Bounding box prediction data
◆ ◆ ◆ ◆ ◆

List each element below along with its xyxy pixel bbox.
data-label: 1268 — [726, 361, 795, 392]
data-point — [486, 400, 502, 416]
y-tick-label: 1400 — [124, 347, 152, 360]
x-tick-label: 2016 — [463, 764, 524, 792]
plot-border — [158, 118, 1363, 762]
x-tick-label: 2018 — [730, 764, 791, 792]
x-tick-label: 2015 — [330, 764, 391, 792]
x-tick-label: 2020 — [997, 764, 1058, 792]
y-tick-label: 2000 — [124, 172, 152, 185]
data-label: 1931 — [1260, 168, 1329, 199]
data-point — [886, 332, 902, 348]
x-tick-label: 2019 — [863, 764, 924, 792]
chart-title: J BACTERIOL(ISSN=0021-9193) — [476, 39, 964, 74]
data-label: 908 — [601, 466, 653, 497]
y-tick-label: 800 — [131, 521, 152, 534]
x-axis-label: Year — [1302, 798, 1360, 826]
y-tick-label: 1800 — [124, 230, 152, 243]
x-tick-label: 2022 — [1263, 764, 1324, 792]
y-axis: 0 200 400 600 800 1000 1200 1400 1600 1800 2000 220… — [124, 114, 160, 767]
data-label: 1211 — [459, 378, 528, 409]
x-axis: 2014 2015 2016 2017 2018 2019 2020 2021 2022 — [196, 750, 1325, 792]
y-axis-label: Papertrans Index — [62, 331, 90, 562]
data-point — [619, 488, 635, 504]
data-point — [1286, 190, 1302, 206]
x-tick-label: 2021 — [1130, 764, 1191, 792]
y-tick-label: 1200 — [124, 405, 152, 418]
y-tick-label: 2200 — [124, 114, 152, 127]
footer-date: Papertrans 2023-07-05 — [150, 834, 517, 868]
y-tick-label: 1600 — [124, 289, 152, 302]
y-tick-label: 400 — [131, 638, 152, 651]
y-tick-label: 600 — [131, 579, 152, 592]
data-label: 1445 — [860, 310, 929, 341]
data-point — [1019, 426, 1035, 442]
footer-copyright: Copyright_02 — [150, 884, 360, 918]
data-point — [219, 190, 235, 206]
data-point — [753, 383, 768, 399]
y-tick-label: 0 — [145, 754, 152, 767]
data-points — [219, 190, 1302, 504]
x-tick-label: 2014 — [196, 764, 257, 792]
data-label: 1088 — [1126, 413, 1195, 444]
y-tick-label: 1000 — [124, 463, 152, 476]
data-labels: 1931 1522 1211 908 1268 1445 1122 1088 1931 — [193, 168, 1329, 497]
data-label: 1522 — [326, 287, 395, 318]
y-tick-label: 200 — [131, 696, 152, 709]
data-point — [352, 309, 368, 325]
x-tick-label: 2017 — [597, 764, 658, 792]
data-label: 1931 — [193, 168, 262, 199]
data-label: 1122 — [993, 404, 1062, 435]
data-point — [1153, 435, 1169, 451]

◆ ◆ ◆ ◆ ◆

* [ACTIVITY] The records need to be reproduced in their entirety, word for word.

* [TASK ANSWER]
List each element below along with its xyxy pixel bbox.
data-label: 1268 — [726, 361, 795, 392]
data-point — [486, 400, 502, 416]
y-tick-label: 1400 — [124, 347, 152, 360]
x-tick-label: 2016 — [463, 764, 524, 792]
plot-border — [158, 118, 1363, 762]
x-tick-label: 2018 — [730, 764, 791, 792]
x-tick-label: 2015 — [330, 764, 391, 792]
x-tick-label: 2020 — [997, 764, 1058, 792]
y-tick-label: 2000 — [124, 172, 152, 185]
data-label: 1931 — [1260, 168, 1329, 199]
data-point — [886, 332, 902, 348]
x-tick-label: 2019 — [863, 764, 924, 792]
chart-title: J BACTERIOL(ISSN=0021-9193) — [476, 39, 964, 74]
data-label: 908 — [601, 466, 653, 497]
y-tick-label: 800 — [131, 521, 152, 534]
x-axis-label: Year — [1302, 798, 1360, 826]
y-tick-label: 1800 — [124, 230, 152, 243]
x-tick-label: 2022 — [1263, 764, 1324, 792]
y-axis: 0 200 400 600 800 1000 1200 1400 1600 1800 2000 220… — [124, 114, 160, 767]
data-label: 1211 — [459, 378, 528, 409]
x-axis: 2014 2015 2016 2017 2018 2019 2020 2021 2022 — [196, 750, 1325, 792]
y-axis-label: Papertrans Index — [62, 331, 90, 562]
data-point — [619, 488, 635, 504]
data-point — [1286, 190, 1302, 206]
x-tick-label: 2021 — [1130, 764, 1191, 792]
y-tick-label: 1200 — [124, 405, 152, 418]
y-tick-label: 2200 — [124, 114, 152, 127]
footer-date: Papertrans 2023-07-05 — [150, 834, 517, 868]
y-tick-label: 1600 — [124, 289, 152, 302]
y-tick-label: 400 — [131, 638, 152, 651]
y-tick-label: 600 — [131, 579, 152, 592]
data-label: 1445 — [860, 310, 929, 341]
data-point — [1019, 426, 1035, 442]
footer-copyright: Copyright_02 — [150, 884, 360, 918]
data-point — [219, 190, 235, 206]
data-point — [753, 383, 768, 399]
y-tick-label: 0 — [145, 754, 152, 767]
data-points — [219, 190, 1302, 504]
x-tick-label: 2014 — [196, 764, 257, 792]
data-label: 1088 — [1126, 413, 1195, 444]
y-tick-label: 1000 — [124, 463, 152, 476]
data-labels: 1931 1522 1211 908 1268 1445 1122 1088 1931 — [193, 168, 1329, 497]
data-label: 1522 — [326, 287, 395, 318]
y-tick-label: 200 — [131, 696, 152, 709]
data-point — [352, 309, 368, 325]
x-tick-label: 2017 — [597, 764, 658, 792]
data-label: 1931 — [193, 168, 262, 199]
data-label: 1122 — [993, 404, 1062, 435]
data-point — [1153, 435, 1169, 451]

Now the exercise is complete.